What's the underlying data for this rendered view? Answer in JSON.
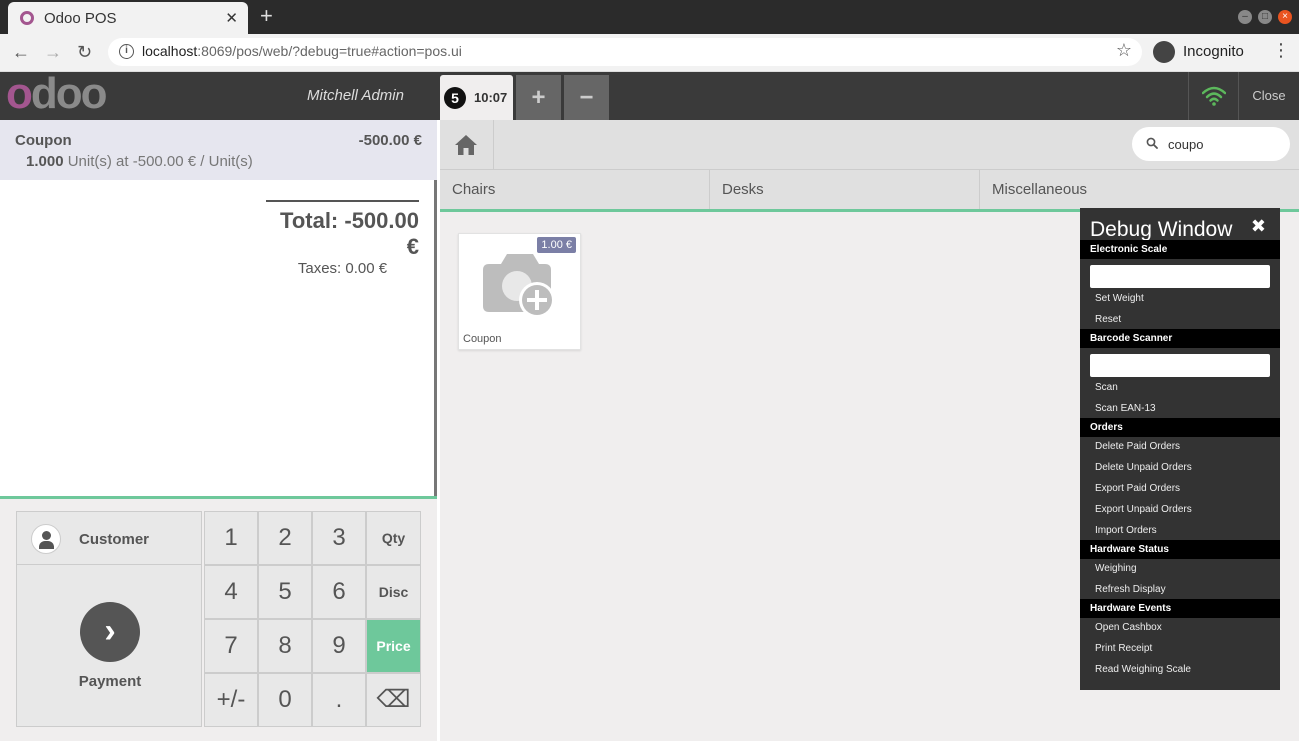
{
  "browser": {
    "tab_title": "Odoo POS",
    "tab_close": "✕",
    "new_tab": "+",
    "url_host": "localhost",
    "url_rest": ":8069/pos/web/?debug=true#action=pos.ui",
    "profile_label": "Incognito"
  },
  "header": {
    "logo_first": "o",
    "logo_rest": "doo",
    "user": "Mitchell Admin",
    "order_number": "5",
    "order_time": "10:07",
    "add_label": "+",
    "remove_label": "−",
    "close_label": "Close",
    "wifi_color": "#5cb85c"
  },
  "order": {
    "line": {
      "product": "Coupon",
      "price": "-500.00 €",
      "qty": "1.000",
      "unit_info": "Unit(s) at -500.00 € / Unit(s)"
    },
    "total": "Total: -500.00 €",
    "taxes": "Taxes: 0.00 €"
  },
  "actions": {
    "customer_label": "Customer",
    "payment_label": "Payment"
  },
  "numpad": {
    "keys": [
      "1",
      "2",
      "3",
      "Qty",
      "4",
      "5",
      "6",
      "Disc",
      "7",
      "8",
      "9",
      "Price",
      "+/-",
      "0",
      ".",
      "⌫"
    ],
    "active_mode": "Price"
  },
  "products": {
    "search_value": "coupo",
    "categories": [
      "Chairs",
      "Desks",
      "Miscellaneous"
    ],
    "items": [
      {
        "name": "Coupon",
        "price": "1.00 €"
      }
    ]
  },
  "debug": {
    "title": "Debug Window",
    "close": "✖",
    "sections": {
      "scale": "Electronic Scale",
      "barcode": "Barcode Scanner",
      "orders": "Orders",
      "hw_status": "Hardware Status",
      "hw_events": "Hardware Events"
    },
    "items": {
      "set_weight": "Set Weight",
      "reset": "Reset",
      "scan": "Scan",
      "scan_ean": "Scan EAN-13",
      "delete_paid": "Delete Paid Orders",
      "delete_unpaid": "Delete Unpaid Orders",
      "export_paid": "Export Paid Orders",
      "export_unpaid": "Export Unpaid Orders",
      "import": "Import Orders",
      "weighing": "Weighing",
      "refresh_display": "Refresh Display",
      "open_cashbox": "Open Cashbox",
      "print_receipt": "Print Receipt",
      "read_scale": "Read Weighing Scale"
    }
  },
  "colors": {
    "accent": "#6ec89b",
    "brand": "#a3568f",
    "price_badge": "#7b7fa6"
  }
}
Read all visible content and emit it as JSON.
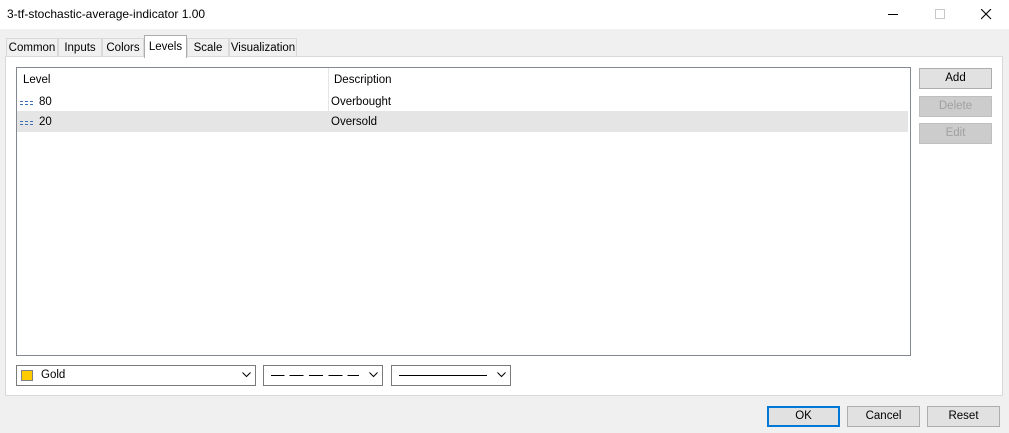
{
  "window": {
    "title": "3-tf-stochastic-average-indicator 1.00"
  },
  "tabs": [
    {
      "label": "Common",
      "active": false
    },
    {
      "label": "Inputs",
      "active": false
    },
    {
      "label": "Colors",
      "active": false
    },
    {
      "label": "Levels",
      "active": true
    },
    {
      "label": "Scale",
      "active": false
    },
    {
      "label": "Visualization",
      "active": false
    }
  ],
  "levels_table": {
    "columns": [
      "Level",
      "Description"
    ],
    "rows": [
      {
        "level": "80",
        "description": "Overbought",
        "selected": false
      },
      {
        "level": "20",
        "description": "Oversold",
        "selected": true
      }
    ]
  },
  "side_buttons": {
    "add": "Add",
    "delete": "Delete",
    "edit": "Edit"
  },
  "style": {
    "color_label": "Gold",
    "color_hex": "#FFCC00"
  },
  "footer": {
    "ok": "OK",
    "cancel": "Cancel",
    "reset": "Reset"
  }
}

────────

**SET PROBLEM**
Where a line holds "Scale", copy that line.

**THE SOLUTION**
      "scale": "Electronic Scale",
      "read_scale": "Read Weighing Scale"
      "label": "Scale",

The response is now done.